• [DIRECTIVE] Print the records below exactly as they appear.

Excerpts from a figure dataset
= = = = = = =

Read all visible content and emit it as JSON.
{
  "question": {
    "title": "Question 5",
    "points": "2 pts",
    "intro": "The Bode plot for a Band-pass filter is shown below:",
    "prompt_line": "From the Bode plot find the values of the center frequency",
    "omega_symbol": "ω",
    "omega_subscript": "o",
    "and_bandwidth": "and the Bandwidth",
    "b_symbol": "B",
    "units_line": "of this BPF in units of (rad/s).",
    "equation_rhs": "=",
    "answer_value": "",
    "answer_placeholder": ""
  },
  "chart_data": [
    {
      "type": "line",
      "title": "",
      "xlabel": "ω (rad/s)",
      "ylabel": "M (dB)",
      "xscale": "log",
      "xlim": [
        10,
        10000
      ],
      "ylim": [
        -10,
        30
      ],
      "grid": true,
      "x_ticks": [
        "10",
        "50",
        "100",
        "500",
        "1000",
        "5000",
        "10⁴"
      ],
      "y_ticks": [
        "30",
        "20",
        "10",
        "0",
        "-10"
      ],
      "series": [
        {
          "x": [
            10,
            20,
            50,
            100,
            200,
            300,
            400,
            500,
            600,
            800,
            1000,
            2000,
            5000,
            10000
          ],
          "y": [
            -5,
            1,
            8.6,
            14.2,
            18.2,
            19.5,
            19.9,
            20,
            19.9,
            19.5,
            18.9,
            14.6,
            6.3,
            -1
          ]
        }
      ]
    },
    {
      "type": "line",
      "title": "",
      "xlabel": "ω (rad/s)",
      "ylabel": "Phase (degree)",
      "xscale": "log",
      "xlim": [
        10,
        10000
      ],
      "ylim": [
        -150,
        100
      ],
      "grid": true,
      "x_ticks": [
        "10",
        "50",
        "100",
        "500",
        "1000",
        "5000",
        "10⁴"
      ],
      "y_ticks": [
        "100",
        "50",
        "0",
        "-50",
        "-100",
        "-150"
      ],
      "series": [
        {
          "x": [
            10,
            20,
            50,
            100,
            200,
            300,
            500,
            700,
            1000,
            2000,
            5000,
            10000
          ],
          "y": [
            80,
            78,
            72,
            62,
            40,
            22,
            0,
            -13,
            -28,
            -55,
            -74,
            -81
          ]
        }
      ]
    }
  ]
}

= = = = = = =

• [TASK OUTPUT]
Read all visible content and emit it as JSON.
{
  "question": {
    "title": "Question 5",
    "points": "2 pts",
    "intro": "The Bode plot for a Band-pass filter is shown below:",
    "prompt_line": "From the Bode plot find the values of the center frequency",
    "omega_symbol": "ω",
    "omega_subscript": "o",
    "and_bandwidth": "and the Bandwidth",
    "b_symbol": "B",
    "units_line": "of this BPF in units of (rad/s).",
    "equation_rhs": "=",
    "answer_value": "",
    "answer_placeholder": ""
  },
  "chart_data": [
    {
      "type": "line",
      "title": "",
      "xlabel": "ω (rad/s)",
      "ylabel": "M (dB)",
      "xscale": "log",
      "xlim": [
        10,
        10000
      ],
      "ylim": [
        -10,
        30
      ],
      "grid": true,
      "x_ticks": [
        "10",
        "50",
        "100",
        "500",
        "1000",
        "5000",
        "10⁴"
      ],
      "y_ticks": [
        "30",
        "20",
        "10",
        "0",
        "-10"
      ],
      "series": [
        {
          "x": [
            10,
            20,
            50,
            100,
            200,
            300,
            400,
            500,
            600,
            800,
            1000,
            2000,
            5000,
            10000
          ],
          "y": [
            -5,
            1,
            8.6,
            14.2,
            18.2,
            19.5,
            19.9,
            20,
            19.9,
            19.5,
            18.9,
            14.6,
            6.3,
            -1
          ]
        }
      ]
    },
    {
      "type": "line",
      "title": "",
      "xlabel": "ω (rad/s)",
      "ylabel": "Phase (degree)",
      "xscale": "log",
      "xlim": [
        10,
        10000
      ],
      "ylim": [
        -150,
        100
      ],
      "grid": true,
      "x_ticks": [
        "10",
        "50",
        "100",
        "500",
        "1000",
        "5000",
        "10⁴"
      ],
      "y_ticks": [
        "100",
        "50",
        "0",
        "-50",
        "-100",
        "-150"
      ],
      "series": [
        {
          "x": [
            10,
            20,
            50,
            100,
            200,
            300,
            500,
            700,
            1000,
            2000,
            5000,
            10000
          ],
          "y": [
            80,
            78,
            72,
            62,
            40,
            22,
            0,
            -13,
            -28,
            -55,
            -74,
            -81
          ]
        }
      ]
    }
  ]
}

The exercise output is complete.